(Stored items from a collection)
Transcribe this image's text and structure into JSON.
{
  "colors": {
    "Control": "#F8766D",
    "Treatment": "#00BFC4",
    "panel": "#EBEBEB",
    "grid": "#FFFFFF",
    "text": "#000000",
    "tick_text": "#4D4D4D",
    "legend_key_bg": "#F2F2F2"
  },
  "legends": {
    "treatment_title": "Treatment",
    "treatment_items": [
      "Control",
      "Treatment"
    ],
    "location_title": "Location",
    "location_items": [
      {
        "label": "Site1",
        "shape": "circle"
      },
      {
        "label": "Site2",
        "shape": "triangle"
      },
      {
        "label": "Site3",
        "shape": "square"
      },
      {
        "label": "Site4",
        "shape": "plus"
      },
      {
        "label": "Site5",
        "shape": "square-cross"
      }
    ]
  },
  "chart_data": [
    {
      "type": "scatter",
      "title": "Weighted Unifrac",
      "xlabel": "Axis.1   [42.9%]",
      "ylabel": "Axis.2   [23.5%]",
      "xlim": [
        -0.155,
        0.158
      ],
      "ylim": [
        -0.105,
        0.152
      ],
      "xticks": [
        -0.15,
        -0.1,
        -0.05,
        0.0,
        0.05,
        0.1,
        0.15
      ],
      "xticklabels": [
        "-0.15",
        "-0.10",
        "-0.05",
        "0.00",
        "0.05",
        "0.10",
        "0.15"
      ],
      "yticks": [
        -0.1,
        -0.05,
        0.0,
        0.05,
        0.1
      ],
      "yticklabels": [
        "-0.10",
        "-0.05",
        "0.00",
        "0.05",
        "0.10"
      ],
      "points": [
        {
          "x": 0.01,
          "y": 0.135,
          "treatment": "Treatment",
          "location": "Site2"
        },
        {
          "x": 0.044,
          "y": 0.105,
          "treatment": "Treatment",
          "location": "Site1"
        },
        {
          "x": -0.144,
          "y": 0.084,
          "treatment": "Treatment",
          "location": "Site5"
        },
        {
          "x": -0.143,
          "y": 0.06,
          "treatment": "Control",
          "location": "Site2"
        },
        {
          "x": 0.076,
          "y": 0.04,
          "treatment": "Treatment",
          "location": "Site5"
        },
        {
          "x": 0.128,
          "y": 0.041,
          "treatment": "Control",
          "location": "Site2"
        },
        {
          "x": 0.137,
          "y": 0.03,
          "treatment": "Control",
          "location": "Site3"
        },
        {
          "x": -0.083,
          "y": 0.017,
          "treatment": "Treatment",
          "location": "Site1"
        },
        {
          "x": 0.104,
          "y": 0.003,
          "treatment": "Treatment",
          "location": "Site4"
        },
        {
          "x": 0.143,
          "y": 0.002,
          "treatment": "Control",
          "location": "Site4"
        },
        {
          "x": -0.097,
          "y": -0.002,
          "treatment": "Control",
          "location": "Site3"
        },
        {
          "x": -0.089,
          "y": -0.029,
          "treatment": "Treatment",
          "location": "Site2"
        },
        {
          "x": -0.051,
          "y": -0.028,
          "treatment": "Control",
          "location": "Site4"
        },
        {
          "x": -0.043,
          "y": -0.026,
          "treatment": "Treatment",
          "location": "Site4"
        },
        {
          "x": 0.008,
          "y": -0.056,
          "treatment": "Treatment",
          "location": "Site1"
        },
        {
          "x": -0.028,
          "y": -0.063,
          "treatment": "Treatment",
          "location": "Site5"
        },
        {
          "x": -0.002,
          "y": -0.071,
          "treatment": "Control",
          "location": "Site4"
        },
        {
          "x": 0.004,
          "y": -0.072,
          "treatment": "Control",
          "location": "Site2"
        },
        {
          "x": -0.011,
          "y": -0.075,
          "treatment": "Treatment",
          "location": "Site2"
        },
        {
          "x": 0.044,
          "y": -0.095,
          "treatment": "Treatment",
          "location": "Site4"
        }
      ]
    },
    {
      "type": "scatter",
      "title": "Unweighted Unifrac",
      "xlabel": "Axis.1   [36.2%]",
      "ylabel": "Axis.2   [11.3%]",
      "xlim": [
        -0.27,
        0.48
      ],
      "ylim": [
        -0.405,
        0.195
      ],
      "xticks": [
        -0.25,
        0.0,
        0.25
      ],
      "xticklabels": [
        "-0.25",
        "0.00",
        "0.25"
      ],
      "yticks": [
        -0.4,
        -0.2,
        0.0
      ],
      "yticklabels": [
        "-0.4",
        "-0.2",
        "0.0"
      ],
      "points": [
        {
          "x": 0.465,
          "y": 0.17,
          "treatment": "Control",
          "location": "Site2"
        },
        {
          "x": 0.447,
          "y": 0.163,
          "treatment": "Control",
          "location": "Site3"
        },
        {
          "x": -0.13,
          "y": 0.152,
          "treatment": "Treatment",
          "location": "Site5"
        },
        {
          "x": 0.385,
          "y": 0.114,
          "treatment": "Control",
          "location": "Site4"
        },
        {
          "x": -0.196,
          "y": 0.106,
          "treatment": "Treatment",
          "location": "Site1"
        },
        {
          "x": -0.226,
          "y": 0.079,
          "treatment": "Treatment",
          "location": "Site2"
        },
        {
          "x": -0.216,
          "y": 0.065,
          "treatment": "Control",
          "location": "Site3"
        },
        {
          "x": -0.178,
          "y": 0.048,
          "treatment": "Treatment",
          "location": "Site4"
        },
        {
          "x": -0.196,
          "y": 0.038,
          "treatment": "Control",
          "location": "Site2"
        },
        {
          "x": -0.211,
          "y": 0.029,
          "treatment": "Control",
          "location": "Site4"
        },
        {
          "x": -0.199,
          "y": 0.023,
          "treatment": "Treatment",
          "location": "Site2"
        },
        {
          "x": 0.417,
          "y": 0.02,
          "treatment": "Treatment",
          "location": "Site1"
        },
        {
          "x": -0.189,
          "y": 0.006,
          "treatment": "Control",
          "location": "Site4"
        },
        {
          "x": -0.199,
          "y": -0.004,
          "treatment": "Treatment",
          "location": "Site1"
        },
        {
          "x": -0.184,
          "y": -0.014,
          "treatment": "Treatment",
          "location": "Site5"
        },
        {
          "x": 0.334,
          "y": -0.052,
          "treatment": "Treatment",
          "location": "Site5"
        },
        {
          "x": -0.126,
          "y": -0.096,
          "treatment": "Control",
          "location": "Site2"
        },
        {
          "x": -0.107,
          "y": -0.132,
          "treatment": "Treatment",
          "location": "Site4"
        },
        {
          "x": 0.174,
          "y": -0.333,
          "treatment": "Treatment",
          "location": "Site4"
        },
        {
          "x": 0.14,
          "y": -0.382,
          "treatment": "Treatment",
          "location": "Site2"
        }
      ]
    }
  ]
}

Directive: Examine the records and pull out every line where the string "Unifrac" occurs.

Answer to this task:
      "title": "Weighted Unifrac",
      "title": "Unweighted Unifrac",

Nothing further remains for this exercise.